-------- Source extract

Path: utzoo!utgpu!jarvis.csri.toronto.edu!cs.utexas.edu!swrinde!zaphod.mps.ohio-state.edu!uakari.primate.wisc.edu!aplcen!uunet!mcsun!inria!irisa!calypso.irisa.fr!ridoux
From: ridoux@calypso.irisa.fr (Olivier Ridoux)
Newsgroups: comp.lang.prolog
Subject: Re: unification in Prolog II
Message-ID: <1934@irisa.irisa.fr>
Date: 17 Jan 90 09:47:17 GMT
Sender: news@irisa.irisa.fr
Organization: IRISA, Rennes (Fr)
Lines: 72


PrologII's terms are rational infinite terms.  Rational means that though 
infinite they have only a finite number of *different* sub-terms.
Consequently, they can be represented by finite circular structures.  A term
may have many different representation (depends on how folded/unfolded it is).

The trick for unifying them is to make the number of different sub-structures
diminish along unification process.

----------------
-------- Material provided

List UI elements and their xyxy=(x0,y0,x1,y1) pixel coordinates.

----------------

In the post on unification in Prolog II, set down the passage starting with "Consequently, they can" and going on through "folded/unfolded it is).", word for word.

Final answer |
Consequently, they can be represented by finite circular structures.  A term
may have many different representation (depends on how folded/unfolded it is).